> **Stated problem**
Output every line below without omitting or altering anything.
---------- Records supplied ----------
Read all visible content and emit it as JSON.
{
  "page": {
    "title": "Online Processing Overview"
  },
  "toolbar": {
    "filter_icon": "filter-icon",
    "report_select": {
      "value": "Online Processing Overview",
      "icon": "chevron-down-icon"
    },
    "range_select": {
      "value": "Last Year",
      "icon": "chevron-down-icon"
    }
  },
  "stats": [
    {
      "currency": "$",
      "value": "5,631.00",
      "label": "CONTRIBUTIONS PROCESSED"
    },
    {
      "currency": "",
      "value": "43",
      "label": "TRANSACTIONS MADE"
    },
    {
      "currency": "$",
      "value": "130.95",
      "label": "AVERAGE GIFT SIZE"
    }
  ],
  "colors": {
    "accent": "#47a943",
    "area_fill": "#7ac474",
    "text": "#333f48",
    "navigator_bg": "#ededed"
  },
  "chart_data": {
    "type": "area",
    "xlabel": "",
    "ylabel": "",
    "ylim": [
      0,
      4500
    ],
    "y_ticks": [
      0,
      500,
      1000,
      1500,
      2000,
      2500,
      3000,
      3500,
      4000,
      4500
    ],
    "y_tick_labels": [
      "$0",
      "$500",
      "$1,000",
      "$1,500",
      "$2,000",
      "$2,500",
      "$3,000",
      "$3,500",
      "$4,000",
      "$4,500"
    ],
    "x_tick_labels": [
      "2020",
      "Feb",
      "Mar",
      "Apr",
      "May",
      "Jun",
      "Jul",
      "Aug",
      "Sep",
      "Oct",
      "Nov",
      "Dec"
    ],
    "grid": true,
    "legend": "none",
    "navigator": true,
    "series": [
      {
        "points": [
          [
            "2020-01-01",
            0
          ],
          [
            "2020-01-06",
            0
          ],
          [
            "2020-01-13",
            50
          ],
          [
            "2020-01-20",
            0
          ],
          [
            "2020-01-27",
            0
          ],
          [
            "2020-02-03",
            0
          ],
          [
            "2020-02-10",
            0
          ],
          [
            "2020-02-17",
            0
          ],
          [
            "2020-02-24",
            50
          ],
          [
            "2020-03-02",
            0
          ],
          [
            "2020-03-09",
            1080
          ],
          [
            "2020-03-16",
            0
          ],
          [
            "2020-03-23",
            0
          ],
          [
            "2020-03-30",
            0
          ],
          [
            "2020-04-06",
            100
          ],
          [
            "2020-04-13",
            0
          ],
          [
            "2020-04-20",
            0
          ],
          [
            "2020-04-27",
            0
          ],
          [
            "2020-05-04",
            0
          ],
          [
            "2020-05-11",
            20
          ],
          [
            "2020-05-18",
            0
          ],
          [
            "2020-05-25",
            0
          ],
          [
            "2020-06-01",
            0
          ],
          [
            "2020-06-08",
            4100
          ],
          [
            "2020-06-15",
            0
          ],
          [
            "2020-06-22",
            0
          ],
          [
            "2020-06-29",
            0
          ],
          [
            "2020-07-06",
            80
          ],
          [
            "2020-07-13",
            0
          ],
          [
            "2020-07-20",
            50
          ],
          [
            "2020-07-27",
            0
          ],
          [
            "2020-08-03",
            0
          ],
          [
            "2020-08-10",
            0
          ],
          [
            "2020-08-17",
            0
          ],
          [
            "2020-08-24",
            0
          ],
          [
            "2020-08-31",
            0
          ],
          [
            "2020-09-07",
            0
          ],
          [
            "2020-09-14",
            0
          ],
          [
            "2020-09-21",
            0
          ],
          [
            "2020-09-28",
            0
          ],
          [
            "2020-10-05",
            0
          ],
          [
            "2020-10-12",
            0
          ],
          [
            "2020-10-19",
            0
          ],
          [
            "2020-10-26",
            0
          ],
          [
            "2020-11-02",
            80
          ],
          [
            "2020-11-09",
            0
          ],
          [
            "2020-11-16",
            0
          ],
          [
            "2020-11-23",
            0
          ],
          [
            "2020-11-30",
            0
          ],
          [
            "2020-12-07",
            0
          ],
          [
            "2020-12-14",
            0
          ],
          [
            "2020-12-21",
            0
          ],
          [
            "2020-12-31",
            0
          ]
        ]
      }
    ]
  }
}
----------
> **Output of the task**
Read all visible content and emit it as JSON.
{
  "page": {
    "title": "Online Processing Overview"
  },
  "toolbar": {
    "filter_icon": "filter-icon",
    "report_select": {
      "value": "Online Processing Overview",
      "icon": "chevron-down-icon"
    },
    "range_select": {
      "value": "Last Year",
      "icon": "chevron-down-icon"
    }
  },
  "stats": [
    {
      "currency": "$",
      "value": "5,631.00",
      "label": "CONTRIBUTIONS PROCESSED"
    },
    {
      "currency": "",
      "value": "43",
      "label": "TRANSACTIONS MADE"
    },
    {
      "currency": "$",
      "value": "130.95",
      "label": "AVERAGE GIFT SIZE"
    }
  ],
  "colors": {
    "accent": "#47a943",
    "area_fill": "#7ac474",
    "text": "#333f48",
    "navigator_bg": "#ededed"
  },
  "chart_data": {
    "type": "area",
    "xlabel": "",
    "ylabel": "",
    "ylim": [
      0,
      4500
    ],
    "y_ticks": [
      0,
      500,
      1000,
      1500,
      2000,
      2500,
      3000,
      3500,
      4000,
      4500
    ],
    "y_tick_labels": [
      "$0",
      "$500",
      "$1,000",
      "$1,500",
      "$2,000",
      "$2,500",
      "$3,000",
      "$3,500",
      "$4,000",
      "$4,500"
    ],
    "x_tick_labels": [
      "2020",
      "Feb",
      "Mar",
      "Apr",
      "May",
      "Jun",
      "Jul",
      "Aug",
      "Sep",
      "Oct",
      "Nov",
      "Dec"
    ],
    "grid": true,
    "legend": "none",
    "navigator": true,
    "series": [
      {
        "points": [
          [
            "2020-01-01",
            0
          ],
          [
            "2020-01-06",
            0
          ],
          [
            "2020-01-13",
            50
          ],
          [
            "2020-01-20",
            0
          ],
          [
            "2020-01-27",
            0
          ],
          [
            "2020-02-03",
            0
          ],
          [
            "2020-02-10",
            0
          ],
          [
            "2020-02-17",
            0
          ],
          [
            "2020-02-24",
            50
          ],
          [
            "2020-03-02",
            0
          ],
          [
            "2020-03-09",
            1080
          ],
          [
            "2020-03-16",
            0
          ],
          [
            "2020-03-23",
            0
          ],
          [
            "2020-03-30",
            0
          ],
          [
            "2020-04-06",
            100
          ],
          [
            "2020-04-13",
            0
          ],
          [
            "2020-04-20",
            0
          ],
          [
            "2020-04-27",
            0
          ],
          [
            "2020-05-04",
            0
          ],
          [
            "2020-05-11",
            20
          ],
          [
            "2020-05-18",
            0
          ],
          [
            "2020-05-25",
            0
          ],
          [
            "2020-06-01",
            0
          ],
          [
            "2020-06-08",
            4100
          ],
          [
            "2020-06-15",
            0
          ],
          [
            "2020-06-22",
            0
          ],
          [
            "2020-06-29",
            0
          ],
          [
            "2020-07-06",
            80
          ],
          [
            "2020-07-13",
            0
          ],
          [
            "2020-07-20",
            50
          ],
          [
            "2020-07-27",
            0
          ],
          [
            "2020-08-03",
            0
          ],
          [
            "2020-08-10",
            0
          ],
          [
            "2020-08-17",
            0
          ],
          [
            "2020-08-24",
            0
          ],
          [
            "2020-08-31",
            0
          ],
          [
            "2020-09-07",
            0
          ],
          [
            "2020-09-14",
            0
          ],
          [
            "2020-09-21",
            0
          ],
          [
            "2020-09-28",
            0
          ],
          [
            "2020-10-05",
            0
          ],
          [
            "2020-10-12",
            0
          ],
          [
            "2020-10-19",
            0
          ],
          [
            "2020-10-26",
            0
          ],
          [
            "2020-11-02",
            80
          ],
          [
            "2020-11-09",
            0
          ],
          [
            "2020-11-16",
            0
          ],
          [
            "2020-11-23",
            0
          ],
          [
            "2020-11-30",
            0
          ],
          [
            "2020-12-07",
            0
          ],
          [
            "2020-12-14",
            0
          ],
          [
            "2020-12-21",
            0
          ],
          [
            "2020-12-31",
            0
          ]
        ]
      }
    ]
  }
}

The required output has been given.